* [GIVEN REQUEST]:
Write out the entries verbatim and leave the images out of the copy.

* [SOURCE MATERIAL]:
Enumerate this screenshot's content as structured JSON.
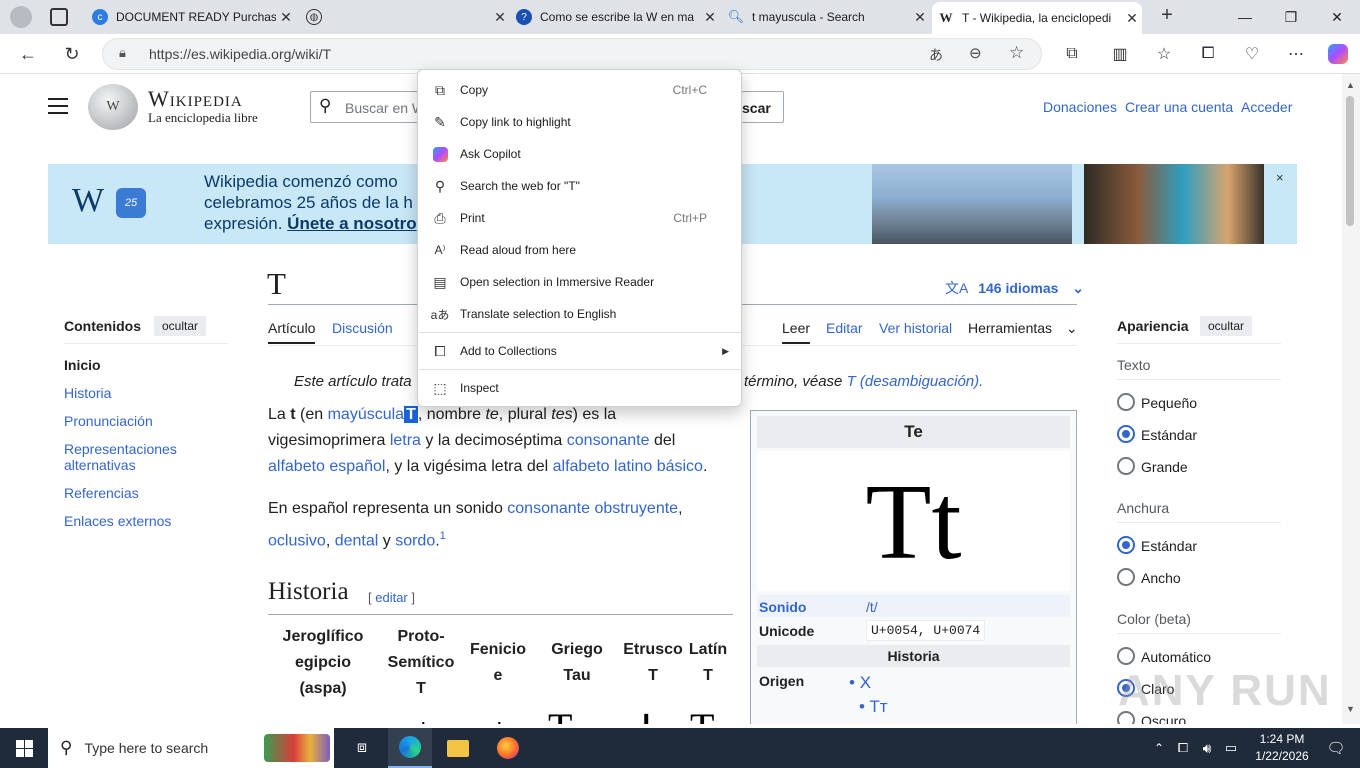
{
  "tabs": [
    {
      "title": "DOCUMENT READY Purchas",
      "favicon": "copilot-favicon"
    },
    {
      "title": "",
      "favicon": "globe-favicon"
    },
    {
      "title": "Como se escribe la W en ma",
      "favicon": "help-favicon"
    },
    {
      "title": "t mayuscula - Search",
      "favicon": "search-favicon"
    },
    {
      "title": "T - Wikipedia, la enciclopedi",
      "favicon": "wikipedia-favicon",
      "active": true
    }
  ],
  "address": {
    "url": "https://es.wikipedia.org/wiki/T"
  },
  "wiki": {
    "wordmark": "Wikipedia",
    "tagline": "La enciclopedia libre",
    "search_placeholder": "Buscar en W",
    "search_button": "scar",
    "donate": "Donaciones",
    "create_account": "Crear una cuenta",
    "login": "Acceder",
    "banner": {
      "line1": "Wikipedia comenzó como",
      "line2": "celebramos 25 años de la h",
      "line3": "expresión.",
      "join": "Únete a nosotro",
      "close": "×",
      "logo": "W",
      "logo_badge": "25"
    },
    "page_title": "T",
    "languages": "146 idiomas",
    "tabs_left": [
      "Artículo",
      "Discusión"
    ],
    "tabs_right": [
      "Leer",
      "Editar",
      "Ver historial",
      "Herramientas"
    ],
    "toc": {
      "title": "Contenidos",
      "hide": "ocultar",
      "items": [
        "Inicio",
        "Historia",
        "Pronunciación",
        "Representaciones alternativas",
        "Referencias",
        "Enlaces externos"
      ]
    },
    "hatnote_start": "Este artículo trata",
    "hatnote_end": "término, véase",
    "hatnote_link": "T (desambiguación).",
    "para1": {
      "t1": "La ",
      "b": "t",
      "t2": " (en ",
      "l1": "mayúscula",
      "sel": "T",
      "t3": ", nombre ",
      "i1": "te",
      "t4": ", plural ",
      "i2": "tes",
      "t5": ") es la",
      "t6": "vigesimoprimera ",
      "l2": "letra",
      "t7": " y la decimoséptima ",
      "l3": "consonante",
      "t8": " del",
      "l4": "alfabeto español",
      "t9": ", y la vigésima letra del ",
      "l5": "alfabeto latino básico",
      "t10": "."
    },
    "para2": {
      "t1": "En español representa un sonido ",
      "l1": "consonante obstruyente",
      "t2": ",",
      "l2": "oclusivo",
      "t3": ", ",
      "l3": "dental",
      "t4": " y ",
      "l4": "sordo",
      "t5": ".",
      "sup": "1"
    },
    "history_heading": "Historia",
    "edit_link": "editar",
    "history_table_headers": [
      "Jeroglífico egipcio (aspa)",
      "Proto-Semítico T",
      "Fenicio e",
      "Griego Tau",
      "Etrusco T",
      "Latín T"
    ],
    "infobox": {
      "title": "Te",
      "glyph": "Tt",
      "sound_label": "Sonido",
      "sound_value": "/t/",
      "unicode_label": "Unicode",
      "unicode_value": "U+0054, U+0074",
      "history_label": "Historia",
      "origin_label": "Origen",
      "origin_items": [
        "X",
        "Tт"
      ]
    },
    "appearance": {
      "title": "Apariencia",
      "hide": "ocultar",
      "text_label": "Texto",
      "text_options": [
        "Pequeño",
        "Estándar",
        "Grande"
      ],
      "text_selected": 1,
      "width_label": "Anchura",
      "width_options": [
        "Estándar",
        "Ancho"
      ],
      "width_selected": 0,
      "color_label": "Color (beta)",
      "color_options": [
        "Automático",
        "Claro",
        "Oscuro"
      ],
      "color_selected": 1
    }
  },
  "context_menu": [
    {
      "label": "Copy",
      "shortcut": "Ctrl+C",
      "icon": "copy-icon"
    },
    {
      "label": "Copy link to highlight",
      "shortcut": "",
      "icon": "link-highlight-icon"
    },
    {
      "label": "Ask Copilot",
      "shortcut": "",
      "icon": "copilot-icon"
    },
    {
      "label": "Search the web for \"T\"",
      "shortcut": "",
      "icon": "search-icon"
    },
    {
      "label": "Print",
      "shortcut": "Ctrl+P",
      "icon": "print-icon"
    },
    {
      "label": "Read aloud from here",
      "shortcut": "",
      "icon": "read-aloud-icon"
    },
    {
      "label": "Open selection in Immersive Reader",
      "shortcut": "",
      "icon": "immersive-reader-icon"
    },
    {
      "label": "Translate selection to English",
      "shortcut": "",
      "icon": "translate-icon"
    },
    {
      "label": "Add to Collections",
      "shortcut": "",
      "icon": "collections-icon",
      "submenu": true
    },
    {
      "label": "Inspect",
      "shortcut": "",
      "icon": "inspect-icon"
    }
  ],
  "taskbar": {
    "search_placeholder": "Type here to search",
    "time": "1:24 PM",
    "date": "1/22/2026"
  },
  "watermark": "ANY RUN"
}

* [OUTPUT FOR THIS TASK]:
Enumerate this screenshot's content as structured JSON.
{
  "tabs": [
    {
      "title": "DOCUMENT READY Purchas",
      "favicon": "copilot-favicon"
    },
    {
      "title": "",
      "favicon": "globe-favicon"
    },
    {
      "title": "Como se escribe la W en ma",
      "favicon": "help-favicon"
    },
    {
      "title": "t mayuscula - Search",
      "favicon": "search-favicon"
    },
    {
      "title": "T - Wikipedia, la enciclopedi",
      "favicon": "wikipedia-favicon",
      "active": true
    }
  ],
  "address": {
    "url": "https://es.wikipedia.org/wiki/T"
  },
  "wiki": {
    "wordmark": "Wikipedia",
    "tagline": "La enciclopedia libre",
    "search_placeholder": "Buscar en W",
    "search_button": "scar",
    "donate": "Donaciones",
    "create_account": "Crear una cuenta",
    "login": "Acceder",
    "banner": {
      "line1": "Wikipedia comenzó como",
      "line2": "celebramos 25 años de la h",
      "line3": "expresión.",
      "join": "Únete a nosotro",
      "close": "×",
      "logo": "W",
      "logo_badge": "25"
    },
    "page_title": "T",
    "languages": "146 idiomas",
    "tabs_left": [
      "Artículo",
      "Discusión"
    ],
    "tabs_right": [
      "Leer",
      "Editar",
      "Ver historial",
      "Herramientas"
    ],
    "toc": {
      "title": "Contenidos",
      "hide": "ocultar",
      "items": [
        "Inicio",
        "Historia",
        "Pronunciación",
        "Representaciones alternativas",
        "Referencias",
        "Enlaces externos"
      ]
    },
    "hatnote_start": "Este artículo trata",
    "hatnote_end": "término, véase",
    "hatnote_link": "T (desambiguación).",
    "para1": {
      "t1": "La ",
      "b": "t",
      "t2": " (en ",
      "l1": "mayúscula",
      "sel": "T",
      "t3": ", nombre ",
      "i1": "te",
      "t4": ", plural ",
      "i2": "tes",
      "t5": ") es la",
      "t6": "vigesimoprimera ",
      "l2": "letra",
      "t7": " y la decimoséptima ",
      "l3": "consonante",
      "t8": " del",
      "l4": "alfabeto español",
      "t9": ", y la vigésima letra del ",
      "l5": "alfabeto latino básico",
      "t10": "."
    },
    "para2": {
      "t1": "En español representa un sonido ",
      "l1": "consonante obstruyente",
      "t2": ",",
      "l2": "oclusivo",
      "t3": ", ",
      "l3": "dental",
      "t4": " y ",
      "l4": "sordo",
      "t5": ".",
      "sup": "1"
    },
    "history_heading": "Historia",
    "edit_link": "editar",
    "history_table_headers": [
      "Jeroglífico egipcio (aspa)",
      "Proto-Semítico T",
      "Fenicio e",
      "Griego Tau",
      "Etrusco T",
      "Latín T"
    ],
    "infobox": {
      "title": "Te",
      "glyph": "Tt",
      "sound_label": "Sonido",
      "sound_value": "/t/",
      "unicode_label": "Unicode",
      "unicode_value": "U+0054, U+0074",
      "history_label": "Historia",
      "origin_label": "Origen",
      "origin_items": [
        "X",
        "Tт"
      ]
    },
    "appearance": {
      "title": "Apariencia",
      "hide": "ocultar",
      "text_label": "Texto",
      "text_options": [
        "Pequeño",
        "Estándar",
        "Grande"
      ],
      "text_selected": 1,
      "width_label": "Anchura",
      "width_options": [
        "Estándar",
        "Ancho"
      ],
      "width_selected": 0,
      "color_label": "Color (beta)",
      "color_options": [
        "Automático",
        "Claro",
        "Oscuro"
      ],
      "color_selected": 1
    }
  },
  "context_menu": [
    {
      "label": "Copy",
      "shortcut": "Ctrl+C",
      "icon": "copy-icon"
    },
    {
      "label": "Copy link to highlight",
      "shortcut": "",
      "icon": "link-highlight-icon"
    },
    {
      "label": "Ask Copilot",
      "shortcut": "",
      "icon": "copilot-icon"
    },
    {
      "label": "Search the web for \"T\"",
      "shortcut": "",
      "icon": "search-icon"
    },
    {
      "label": "Print",
      "shortcut": "Ctrl+P",
      "icon": "print-icon"
    },
    {
      "label": "Read aloud from here",
      "shortcut": "",
      "icon": "read-aloud-icon"
    },
    {
      "label": "Open selection in Immersive Reader",
      "shortcut": "",
      "icon": "immersive-reader-icon"
    },
    {
      "label": "Translate selection to English",
      "shortcut": "",
      "icon": "translate-icon"
    },
    {
      "label": "Add to Collections",
      "shortcut": "",
      "icon": "collections-icon",
      "submenu": true
    },
    {
      "label": "Inspect",
      "shortcut": "",
      "icon": "inspect-icon"
    }
  ],
  "taskbar": {
    "search_placeholder": "Type here to search",
    "time": "1:24 PM",
    "date": "1/22/2026"
  },
  "watermark": "ANY RUN"
}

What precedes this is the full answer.